# Extracted entries start

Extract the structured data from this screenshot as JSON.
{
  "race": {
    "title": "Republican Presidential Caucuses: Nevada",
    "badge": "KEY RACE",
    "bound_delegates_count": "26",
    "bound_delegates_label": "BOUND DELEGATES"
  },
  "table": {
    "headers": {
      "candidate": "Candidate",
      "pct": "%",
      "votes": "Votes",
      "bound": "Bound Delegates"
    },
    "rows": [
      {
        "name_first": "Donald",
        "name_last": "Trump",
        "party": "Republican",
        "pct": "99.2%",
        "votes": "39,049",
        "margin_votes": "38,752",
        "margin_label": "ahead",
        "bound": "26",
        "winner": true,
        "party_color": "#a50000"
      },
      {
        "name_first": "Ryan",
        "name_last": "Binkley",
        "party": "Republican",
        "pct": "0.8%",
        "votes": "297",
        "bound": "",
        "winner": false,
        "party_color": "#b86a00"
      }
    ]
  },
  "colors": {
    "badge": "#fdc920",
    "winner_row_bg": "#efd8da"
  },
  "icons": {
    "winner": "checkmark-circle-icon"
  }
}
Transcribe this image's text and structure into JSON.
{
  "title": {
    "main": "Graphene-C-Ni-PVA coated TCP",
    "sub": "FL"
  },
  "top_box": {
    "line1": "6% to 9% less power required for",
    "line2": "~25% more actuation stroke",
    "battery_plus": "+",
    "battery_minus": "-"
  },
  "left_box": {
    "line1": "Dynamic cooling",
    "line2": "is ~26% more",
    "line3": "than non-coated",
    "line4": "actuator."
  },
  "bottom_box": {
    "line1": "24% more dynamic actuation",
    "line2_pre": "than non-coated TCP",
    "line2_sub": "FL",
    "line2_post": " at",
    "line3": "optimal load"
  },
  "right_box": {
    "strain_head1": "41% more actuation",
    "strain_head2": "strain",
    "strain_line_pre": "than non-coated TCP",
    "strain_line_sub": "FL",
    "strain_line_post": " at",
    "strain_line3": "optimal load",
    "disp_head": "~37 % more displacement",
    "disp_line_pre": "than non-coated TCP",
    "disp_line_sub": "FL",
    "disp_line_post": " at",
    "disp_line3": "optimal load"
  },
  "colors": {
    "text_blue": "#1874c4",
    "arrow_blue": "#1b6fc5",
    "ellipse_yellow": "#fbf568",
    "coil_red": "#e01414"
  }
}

# Extracted entries end

[Aim]: Return the entries above exactly, each one complete.

[Response]:
Extract the structured data from this screenshot as JSON.
{
  "race": {
    "title": "Republican Presidential Caucuses: Nevada",
    "badge": "KEY RACE",
    "bound_delegates_count": "26",
    "bound_delegates_label": "BOUND DELEGATES"
  },
  "table": {
    "headers": {
      "candidate": "Candidate",
      "pct": "%",
      "votes": "Votes",
      "bound": "Bound Delegates"
    },
    "rows": [
      {
        "name_first": "Donald",
        "name_last": "Trump",
        "party": "Republican",
        "pct": "99.2%",
        "votes": "39,049",
        "margin_votes": "38,752",
        "margin_label": "ahead",
        "bound": "26",
        "winner": true,
        "party_color": "#a50000"
      },
      {
        "name_first": "Ryan",
        "name_last": "Binkley",
        "party": "Republican",
        "pct": "0.8%",
        "votes": "297",
        "bound": "",
        "winner": false,
        "party_color": "#b86a00"
      }
    ]
  },
  "colors": {
    "badge": "#fdc920",
    "winner_row_bg": "#efd8da"
  },
  "icons": {
    "winner": "checkmark-circle-icon"
  }
}
Transcribe this image's text and structure into JSON.
{
  "title": {
    "main": "Graphene-C-Ni-PVA coated TCP",
    "sub": "FL"
  },
  "top_box": {
    "line1": "6% to 9% less power required for",
    "line2": "~25% more actuation stroke",
    "battery_plus": "+",
    "battery_minus": "-"
  },
  "left_box": {
    "line1": "Dynamic cooling",
    "line2": "is ~26% more",
    "line3": "than non-coated",
    "line4": "actuator."
  },
  "bottom_box": {
    "line1": "24% more dynamic actuation",
    "line2_pre": "than non-coated TCP",
    "line2_sub": "FL",
    "line2_post": " at",
    "line3": "optimal load"
  },
  "right_box": {
    "strain_head1": "41% more actuation",
    "strain_head2": "strain",
    "strain_line_pre": "than non-coated TCP",
    "strain_line_sub": "FL",
    "strain_line_post": " at",
    "strain_line3": "optimal load",
    "disp_head": "~37 % more displacement",
    "disp_line_pre": "than non-coated TCP",
    "disp_line_sub": "FL",
    "disp_line_post": " at",
    "disp_line3": "optimal load"
  },
  "colors": {
    "text_blue": "#1874c4",
    "arrow_blue": "#1b6fc5",
    "ellipse_yellow": "#fbf568",
    "coil_red": "#e01414"
  }
}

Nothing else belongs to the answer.